Task: Reproduce all of the data word for word.

[START Data for this exercise]

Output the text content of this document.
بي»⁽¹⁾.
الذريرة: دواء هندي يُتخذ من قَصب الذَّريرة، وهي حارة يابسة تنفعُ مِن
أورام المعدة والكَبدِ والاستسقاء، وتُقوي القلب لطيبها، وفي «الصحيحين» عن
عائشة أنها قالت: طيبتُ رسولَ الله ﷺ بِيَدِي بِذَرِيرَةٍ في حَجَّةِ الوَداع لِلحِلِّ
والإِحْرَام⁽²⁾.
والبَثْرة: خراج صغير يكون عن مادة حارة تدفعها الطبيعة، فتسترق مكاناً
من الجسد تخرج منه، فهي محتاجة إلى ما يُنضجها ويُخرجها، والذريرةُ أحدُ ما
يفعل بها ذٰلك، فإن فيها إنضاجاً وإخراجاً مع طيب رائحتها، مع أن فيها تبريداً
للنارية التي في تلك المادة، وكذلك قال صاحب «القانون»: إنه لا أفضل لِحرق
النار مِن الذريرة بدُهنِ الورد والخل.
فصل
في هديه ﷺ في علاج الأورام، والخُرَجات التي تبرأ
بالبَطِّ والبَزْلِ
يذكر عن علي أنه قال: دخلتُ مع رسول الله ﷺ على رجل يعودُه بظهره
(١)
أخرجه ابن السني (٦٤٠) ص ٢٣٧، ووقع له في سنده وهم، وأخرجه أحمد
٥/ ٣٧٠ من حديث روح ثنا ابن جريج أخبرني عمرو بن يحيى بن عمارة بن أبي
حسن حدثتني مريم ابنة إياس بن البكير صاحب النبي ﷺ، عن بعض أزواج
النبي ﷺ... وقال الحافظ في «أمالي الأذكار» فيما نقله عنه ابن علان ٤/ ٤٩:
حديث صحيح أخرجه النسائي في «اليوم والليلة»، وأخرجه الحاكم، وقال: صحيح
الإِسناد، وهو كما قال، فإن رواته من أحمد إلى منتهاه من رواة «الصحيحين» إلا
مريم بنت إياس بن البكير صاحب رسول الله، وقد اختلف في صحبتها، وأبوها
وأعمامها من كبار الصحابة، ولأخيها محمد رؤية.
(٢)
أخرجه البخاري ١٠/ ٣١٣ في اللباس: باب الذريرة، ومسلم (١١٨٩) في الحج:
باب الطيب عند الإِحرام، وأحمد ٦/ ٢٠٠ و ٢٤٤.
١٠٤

[END Data for this exercise]

Exercise answer:
Output the text content of this document.
بي»⁽¹⁾.
الذريرة: دواء هندي يُتخذ من قَصب الذَّريرة، وهي حارة يابسة تنفعُ مِن
أورام المعدة والكَبدِ والاستسقاء، وتُقوي القلب لطيبها، وفي «الصحيحين» عن
عائشة أنها قالت: طيبتُ رسولَ الله ﷺ بِيَدِي بِذَرِيرَةٍ في حَجَّةِ الوَداع لِلحِلِّ
والإِحْرَام⁽²⁾.
والبَثْرة: خراج صغير يكون عن مادة حارة تدفعها الطبيعة، فتسترق مكاناً
من الجسد تخرج منه، فهي محتاجة إلى ما يُنضجها ويُخرجها، والذريرةُ أحدُ ما
يفعل بها ذٰلك، فإن فيها إنضاجاً وإخراجاً مع طيب رائحتها، مع أن فيها تبريداً
للنارية التي في تلك المادة، وكذلك قال صاحب «القانون»: إنه لا أفضل لِحرق
النار مِن الذريرة بدُهنِ الورد والخل.
فصل
في هديه ﷺ في علاج الأورام، والخُرَجات التي تبرأ
بالبَطِّ والبَزْلِ
يذكر عن علي أنه قال: دخلتُ مع رسول الله ﷺ على رجل يعودُه بظهره
(١)
أخرجه ابن السني (٦٤٠) ص ٢٣٧، ووقع له في سنده وهم، وأخرجه أحمد
٥/ ٣٧٠ من حديث روح ثنا ابن جريج أخبرني عمرو بن يحيى بن عمارة بن أبي
حسن حدثتني مريم ابنة إياس بن البكير صاحب النبي ﷺ، عن بعض أزواج
النبي ﷺ... وقال الحافظ في «أمالي الأذكار» فيما نقله عنه ابن علان ٤/ ٤٩:
حديث صحيح أخرجه النسائي في «اليوم والليلة»، وأخرجه الحاكم، وقال: صحيح
الإِسناد، وهو كما قال، فإن رواته من أحمد إلى منتهاه من رواة «الصحيحين» إلا
مريم بنت إياس بن البكير صاحب رسول الله، وقد اختلف في صحبتها، وأبوها
وأعمامها من كبار الصحابة، ولأخيها محمد رؤية.
(٢)
أخرجه البخاري ١٠/ ٣١٣ في اللباس: باب الذريرة، ومسلم (١١٨٩) في الحج:
باب الطيب عند الإِحرام، وأحمد ٦/ ٢٠٠ و ٢٤٤.
١٠٤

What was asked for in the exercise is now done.